DATA TO PROCESS -
* Begin *

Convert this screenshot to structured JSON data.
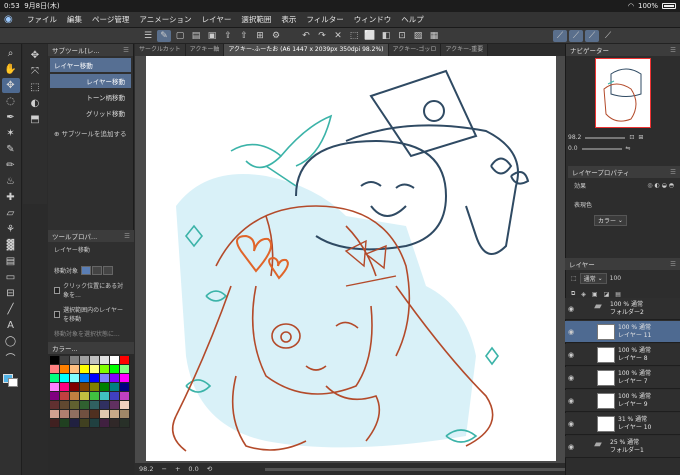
{
  "status": {
    "time": "0:53",
    "date": "9月8日(木)",
    "battery": "100%"
  },
  "menu": [
    "ファイル",
    "編集",
    "ページ管理",
    "アニメーション",
    "レイヤー",
    "選択範囲",
    "表示",
    "フィルター",
    "ウィンドウ",
    "ヘルプ"
  ],
  "sub_tool_panel": {
    "title": "サブツール[レ...",
    "items": [
      "レイヤー移動",
      "レイヤー移動",
      "トーン柄移動",
      "グリッド移動"
    ],
    "add_label": "サブツールを追加する"
  },
  "tool_property": {
    "title": "ツールプロパ...",
    "tool_name": "レイヤー移動",
    "target_label": "移動対象",
    "options": [
      "クリック位置にある対象を...",
      "選択範囲内のレイヤーを移動"
    ],
    "extra": "移動対象を選択状態に..."
  },
  "color_panel": {
    "title": "カラー..."
  },
  "tabs": [
    "サークルカット",
    "アクキー軸",
    "アクキー-ふーたお (A6 1447 x 2039px 350dpi 98.2%)",
    "アクキー-ゴッロ",
    "アクキー-重要"
  ],
  "canvas_zoom": "98.2",
  "canvas_angle": "0.0",
  "navigator": {
    "title": "ナビゲーター",
    "zoom": "98.2",
    "angle": "0.0"
  },
  "layer_property": {
    "title": "レイヤープロパティ",
    "effect_label": "効果",
    "expression_label": "表現色",
    "expression_value": "カラー"
  },
  "layer_panel": {
    "title": "レイヤー",
    "blend_mode": "通常",
    "opacity": "100",
    "layers": [
      {
        "line1": "100 %  通常",
        "line2": "フォルダー2",
        "type": "folder"
      },
      {
        "line1": "100 %  通常",
        "line2": "レイヤー 11",
        "type": "layer",
        "selected": true
      },
      {
        "line1": "100 %  通常",
        "line2": "レイヤー 8",
        "type": "layer"
      },
      {
        "line1": "100 %  通常",
        "line2": "レイヤー 7",
        "type": "layer"
      },
      {
        "line1": "100 %  通常",
        "line2": "レイヤー 9",
        "type": "layer"
      },
      {
        "line1": "31 %  通常",
        "line2": "レイヤー 10",
        "type": "layer"
      },
      {
        "line1": "25 %  通常",
        "line2": "フォルダー1",
        "type": "folder"
      }
    ]
  },
  "palette": [
    "#000000",
    "#404040",
    "#808080",
    "#a0a0a0",
    "#c0c0c0",
    "#e0e0e0",
    "#ffffff",
    "#ff0000",
    "#ff8080",
    "#ff8000",
    "#ffc080",
    "#ffff00",
    "#ffff80",
    "#80ff00",
    "#00ff00",
    "#80ff80",
    "#00ff80",
    "#00ffff",
    "#80ffff",
    "#0080ff",
    "#0000ff",
    "#8080ff",
    "#8000ff",
    "#ff00ff",
    "#ff80ff",
    "#ff0080",
    "#800000",
    "#804000",
    "#808000",
    "#008000",
    "#008080",
    "#000080",
    "#800080",
    "#c04040",
    "#c08040",
    "#c0c040",
    "#40c040",
    "#40c0c0",
    "#4040c0",
    "#c040c0",
    "#603030",
    "#604830",
    "#606030",
    "#306030",
    "#306060",
    "#303060",
    "#603060",
    "#f0d0c0",
    "#d0a090",
    "#b08070",
    "#907060",
    "#705040",
    "#503020",
    "#e0c8b0",
    "#c8a888",
    "#a08868",
    "#402020",
    "#204020",
    "#202040",
    "#404020",
    "#204040",
    "#402040",
    "#302828",
    "#283028"
  ]
}
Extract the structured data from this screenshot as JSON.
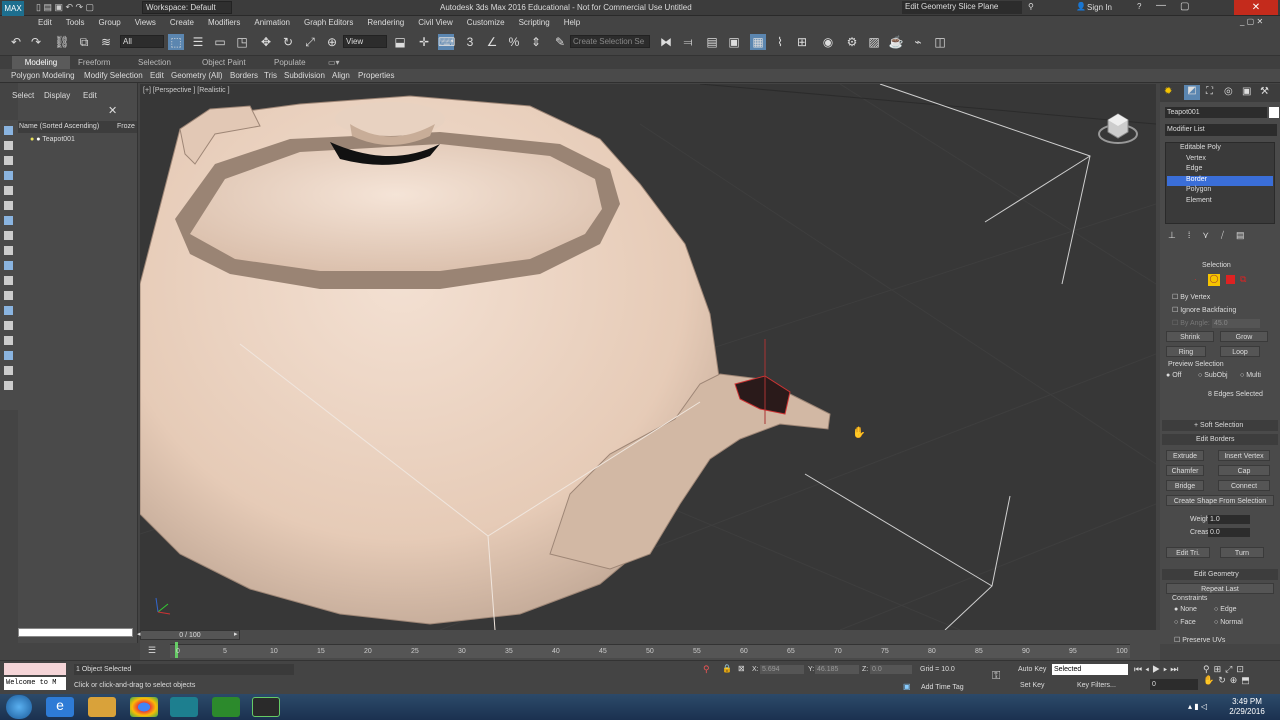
{
  "title": {
    "workspace": "Workspace: Default",
    "app": "Autodesk 3ds Max 2016 Educational - Not for Commercial Use  Untitled",
    "search": "Edit Geometry Slice Plane",
    "signin": "Sign In"
  },
  "menu": [
    "Edit",
    "Tools",
    "Group",
    "Views",
    "Create",
    "Modifiers",
    "Animation",
    "Graph Editors",
    "Rendering",
    "Civil View",
    "Customize",
    "Scripting",
    "Help"
  ],
  "toolbar": {
    "filter": "All",
    "refcoord": "View",
    "selset": "Create Selection Se"
  },
  "ribbon": {
    "tabs": [
      "Modeling",
      "Freeform",
      "Selection",
      "Object Paint",
      "Populate"
    ],
    "buttons": [
      "Polygon Modeling",
      "Modify Selection",
      "Edit",
      "Geometry (All)",
      "Borders",
      "Tris",
      "Subdivision",
      "Align",
      "Properties"
    ]
  },
  "scene": {
    "menu": [
      "Select",
      "Display",
      "Edit"
    ],
    "col": "Name (Sorted Ascending)",
    "col2": "Froze",
    "object": "Teapot001",
    "workspace": "Workspace: Default"
  },
  "viewport": {
    "label": "[+] [Perspective ] [Realistic ]"
  },
  "cmd": {
    "name": "Teapot001",
    "modlist": "Modifier List",
    "stack": [
      "Editable Poly",
      "Vertex",
      "Edge",
      "Border",
      "Polygon",
      "Element"
    ],
    "selected": "Border",
    "selection": {
      "title": "Selection",
      "by_vertex": "By Vertex",
      "ignore": "Ignore Backfacing",
      "by_angle": "By Angle:",
      "angle": "45.0",
      "shrink": "Shrink",
      "grow": "Grow",
      "ring": "Ring",
      "loop": "Loop",
      "preview": "Preview Selection",
      "off": "Off",
      "subobj": "SubObj",
      "multi": "Multi",
      "status": "8 Edges Selected"
    },
    "soft": "Soft Selection",
    "borders": {
      "title": "Edit Borders",
      "extrude": "Extrude",
      "insert": "Insert Vertex",
      "chamfer": "Chamfer",
      "cap": "Cap",
      "bridge": "Bridge",
      "connect": "Connect",
      "shape": "Create Shape From Selection",
      "weight_lbl": "Weight:",
      "weight": "1.0",
      "crease_lbl": "Crease:",
      "crease": "0.0",
      "edittri": "Edit Tri.",
      "turn": "Turn"
    },
    "geom": {
      "title": "Edit Geometry",
      "repeat": "Repeat Last",
      "constraints": "Constraints",
      "none": "None",
      "edge": "Edge",
      "face": "Face",
      "normal": "Normal",
      "preserve": "Preserve UVs"
    }
  },
  "timeline": {
    "frame": "0 / 100",
    "ticks": [
      "0",
      "5",
      "10",
      "15",
      "20",
      "25",
      "30",
      "35",
      "40",
      "45",
      "50",
      "55",
      "60",
      "65",
      "70",
      "75",
      "80",
      "85",
      "90",
      "95",
      "100"
    ]
  },
  "status": {
    "welcome": "Welcome to M",
    "selected": "1 Object Selected",
    "hint": "Click or click-and-drag to select objects",
    "x_lbl": "X:",
    "x": "5.694",
    "y_lbl": "Y:",
    "y": "46.185",
    "z_lbl": "Z:",
    "z": "0.0",
    "grid": "Grid = 10.0",
    "addtag": "Add Time Tag",
    "autokey": "Auto Key",
    "setkey": "Set Key",
    "keymode": "Selected",
    "keyfilters": "Key Filters...",
    "frame": "0"
  },
  "clock": {
    "time": "3:49 PM",
    "date": "2/29/2016"
  }
}
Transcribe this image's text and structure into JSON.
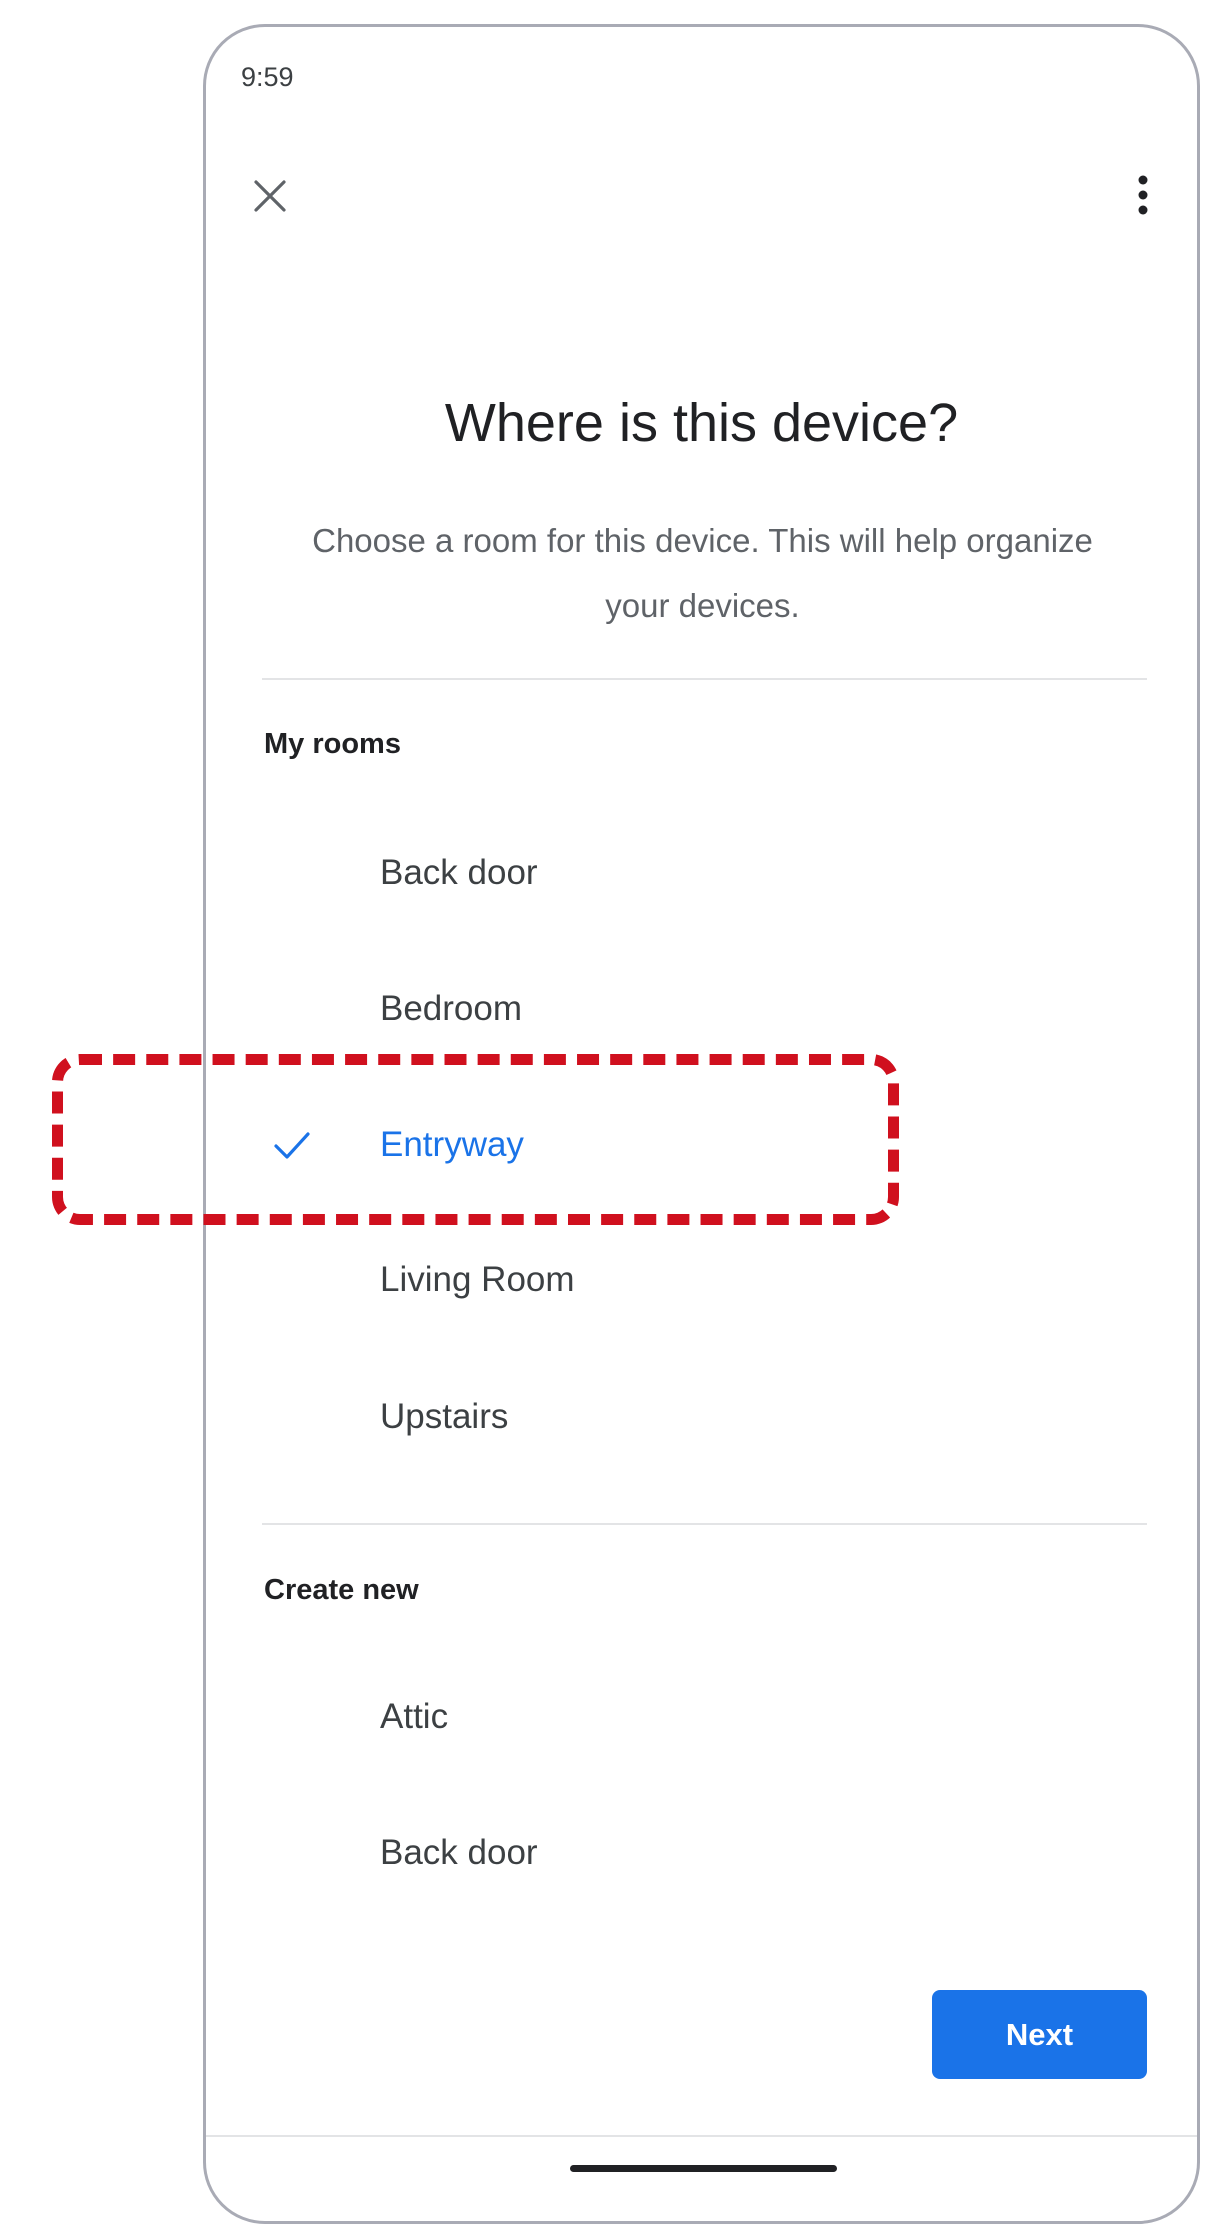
{
  "status_bar": {
    "time": "9:59"
  },
  "header": {
    "close_icon": "close-icon",
    "menu_icon": "more-vert-icon"
  },
  "page": {
    "title": "Where is this device?",
    "subtitle": "Choose a room for this device. This will help organize your devices."
  },
  "my_rooms": {
    "label": "My rooms",
    "items": [
      {
        "label": "Back door",
        "selected": false
      },
      {
        "label": "Bedroom",
        "selected": false
      },
      {
        "label": "Entryway",
        "selected": true
      },
      {
        "label": "Living Room",
        "selected": false
      },
      {
        "label": "Upstairs",
        "selected": false
      }
    ]
  },
  "create_new": {
    "label": "Create new",
    "items": [
      {
        "label": "Attic"
      },
      {
        "label": "Back door"
      }
    ]
  },
  "footer": {
    "next_label": "Next"
  },
  "colors": {
    "accent": "#1a73e8",
    "highlight": "#d0101e",
    "text": "#202124"
  }
}
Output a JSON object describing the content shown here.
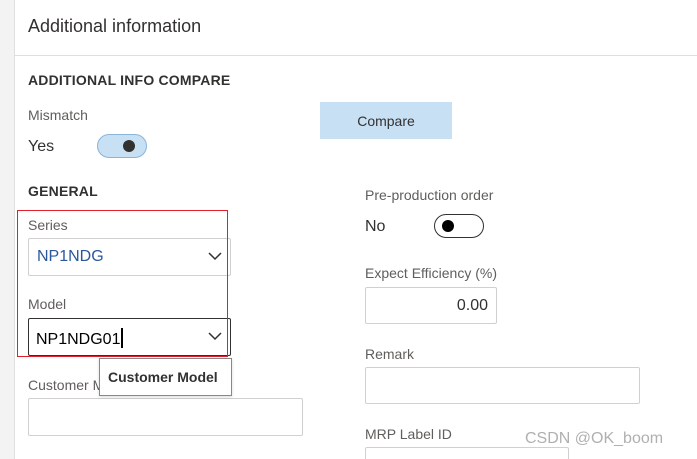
{
  "panel": {
    "title": "Additional information"
  },
  "additional_info_compare": {
    "section_title": "ADDITIONAL INFO COMPARE",
    "mismatch": {
      "label": "Mismatch",
      "value": "Yes",
      "toggle_on": true
    },
    "compare_button": "Compare"
  },
  "general": {
    "section_title": "GENERAL",
    "series": {
      "label": "Series",
      "value": "NP1NDG"
    },
    "model": {
      "label": "Model",
      "value": "NP1NDG01"
    },
    "customer_model": {
      "label": "Customer M",
      "tooltip": "Customer Model",
      "value": ""
    },
    "pre_production_order": {
      "label": "Pre-production order",
      "value": "No",
      "toggle_on": false
    },
    "expect_efficiency": {
      "label": "Expect Efficiency (%)",
      "value": "0.00"
    },
    "remark": {
      "label": "Remark",
      "value": ""
    },
    "mrp_label_id": {
      "label": "MRP Label ID",
      "value": ""
    }
  },
  "watermark": "CSDN @OK_boom",
  "colors": {
    "toggle_on_bg": "#c7e0f4",
    "button_bg": "#c7e0f4",
    "link_value": "#2b579a",
    "highlight_border": "#e0202a"
  }
}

* End *

PROBLEM - Which lines contain the word "Geometry"? Copy each of them.

SOLUTION TO THE EXERCISE -
    "search": "Edit Geometry Slice Plane",
      "Geometry (All)",
      "title": "Edit Geometry",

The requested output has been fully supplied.